* [YOUR TASK] Exactly how many lines below mention "months"? Answer with that number alone.

(Records from a collection)
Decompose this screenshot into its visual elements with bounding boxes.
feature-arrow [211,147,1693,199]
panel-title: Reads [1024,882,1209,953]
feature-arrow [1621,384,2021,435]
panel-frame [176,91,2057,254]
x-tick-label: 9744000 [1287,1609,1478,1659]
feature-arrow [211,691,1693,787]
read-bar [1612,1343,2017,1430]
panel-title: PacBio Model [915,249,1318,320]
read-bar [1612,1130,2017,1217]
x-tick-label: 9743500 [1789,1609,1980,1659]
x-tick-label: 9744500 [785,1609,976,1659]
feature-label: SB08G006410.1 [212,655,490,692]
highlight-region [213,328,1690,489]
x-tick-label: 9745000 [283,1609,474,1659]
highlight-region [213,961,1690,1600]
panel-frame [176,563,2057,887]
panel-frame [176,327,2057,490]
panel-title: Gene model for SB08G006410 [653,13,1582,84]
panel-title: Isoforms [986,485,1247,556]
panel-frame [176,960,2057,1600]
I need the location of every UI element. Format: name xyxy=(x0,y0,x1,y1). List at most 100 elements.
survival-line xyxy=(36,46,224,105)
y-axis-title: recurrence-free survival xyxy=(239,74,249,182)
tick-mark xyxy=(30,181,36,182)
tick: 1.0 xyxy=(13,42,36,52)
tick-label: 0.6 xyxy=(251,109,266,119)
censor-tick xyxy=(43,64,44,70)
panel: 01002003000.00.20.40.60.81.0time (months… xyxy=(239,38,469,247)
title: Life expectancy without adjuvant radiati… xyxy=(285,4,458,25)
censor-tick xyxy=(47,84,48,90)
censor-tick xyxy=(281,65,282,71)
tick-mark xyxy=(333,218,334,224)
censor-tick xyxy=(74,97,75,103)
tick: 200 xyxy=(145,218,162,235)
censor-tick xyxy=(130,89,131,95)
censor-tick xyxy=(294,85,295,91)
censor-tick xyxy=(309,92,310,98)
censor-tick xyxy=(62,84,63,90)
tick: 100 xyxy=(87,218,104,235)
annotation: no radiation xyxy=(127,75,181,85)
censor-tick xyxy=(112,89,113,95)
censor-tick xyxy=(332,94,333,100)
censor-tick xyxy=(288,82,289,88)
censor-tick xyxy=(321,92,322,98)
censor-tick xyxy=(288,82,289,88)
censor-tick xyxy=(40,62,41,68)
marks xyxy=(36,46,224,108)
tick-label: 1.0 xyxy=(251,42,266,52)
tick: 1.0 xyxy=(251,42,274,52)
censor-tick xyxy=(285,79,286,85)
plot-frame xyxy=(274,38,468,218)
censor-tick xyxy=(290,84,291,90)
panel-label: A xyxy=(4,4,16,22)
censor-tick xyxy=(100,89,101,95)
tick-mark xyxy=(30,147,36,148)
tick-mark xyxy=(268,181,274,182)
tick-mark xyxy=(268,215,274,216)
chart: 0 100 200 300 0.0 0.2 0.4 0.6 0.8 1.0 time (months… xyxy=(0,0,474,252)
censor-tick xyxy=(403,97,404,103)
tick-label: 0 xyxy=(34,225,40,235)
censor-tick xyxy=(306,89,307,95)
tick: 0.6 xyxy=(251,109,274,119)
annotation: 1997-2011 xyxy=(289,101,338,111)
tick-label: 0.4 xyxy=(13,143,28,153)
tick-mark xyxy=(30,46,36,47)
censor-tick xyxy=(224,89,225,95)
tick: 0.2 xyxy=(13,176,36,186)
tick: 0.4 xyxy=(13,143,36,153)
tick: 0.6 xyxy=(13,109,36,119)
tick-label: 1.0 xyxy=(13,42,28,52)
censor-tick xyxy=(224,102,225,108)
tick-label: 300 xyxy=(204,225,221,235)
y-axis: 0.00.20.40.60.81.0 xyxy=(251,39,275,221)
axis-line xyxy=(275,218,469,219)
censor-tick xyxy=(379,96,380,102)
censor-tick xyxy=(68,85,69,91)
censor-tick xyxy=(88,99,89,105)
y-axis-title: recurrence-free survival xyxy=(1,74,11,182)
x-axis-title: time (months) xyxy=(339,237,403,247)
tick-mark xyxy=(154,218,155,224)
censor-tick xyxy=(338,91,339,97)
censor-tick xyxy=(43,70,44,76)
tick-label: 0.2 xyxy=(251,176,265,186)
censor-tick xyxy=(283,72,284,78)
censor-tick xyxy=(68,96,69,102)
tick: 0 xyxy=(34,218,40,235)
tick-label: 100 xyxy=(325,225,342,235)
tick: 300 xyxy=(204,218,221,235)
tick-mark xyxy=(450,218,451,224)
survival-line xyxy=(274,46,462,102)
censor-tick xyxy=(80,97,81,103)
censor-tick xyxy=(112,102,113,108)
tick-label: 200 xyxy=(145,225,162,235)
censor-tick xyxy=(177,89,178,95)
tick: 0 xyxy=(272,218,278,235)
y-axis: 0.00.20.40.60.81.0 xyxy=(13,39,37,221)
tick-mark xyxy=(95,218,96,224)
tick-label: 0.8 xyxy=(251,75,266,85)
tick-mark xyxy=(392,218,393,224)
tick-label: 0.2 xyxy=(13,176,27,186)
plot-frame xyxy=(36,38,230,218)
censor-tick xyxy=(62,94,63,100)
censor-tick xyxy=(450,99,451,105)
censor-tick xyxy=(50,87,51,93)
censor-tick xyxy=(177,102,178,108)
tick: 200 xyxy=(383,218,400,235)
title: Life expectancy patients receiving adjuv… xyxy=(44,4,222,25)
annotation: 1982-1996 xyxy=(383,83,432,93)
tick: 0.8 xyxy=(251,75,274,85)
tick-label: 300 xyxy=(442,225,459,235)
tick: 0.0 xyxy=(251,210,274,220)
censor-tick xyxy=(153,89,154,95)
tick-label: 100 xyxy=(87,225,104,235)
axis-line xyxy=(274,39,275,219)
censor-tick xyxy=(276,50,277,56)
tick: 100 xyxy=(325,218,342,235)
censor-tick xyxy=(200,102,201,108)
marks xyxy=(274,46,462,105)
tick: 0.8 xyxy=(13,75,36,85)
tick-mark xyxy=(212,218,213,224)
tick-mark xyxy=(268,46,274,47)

* [THE COMPLETED TASK] 3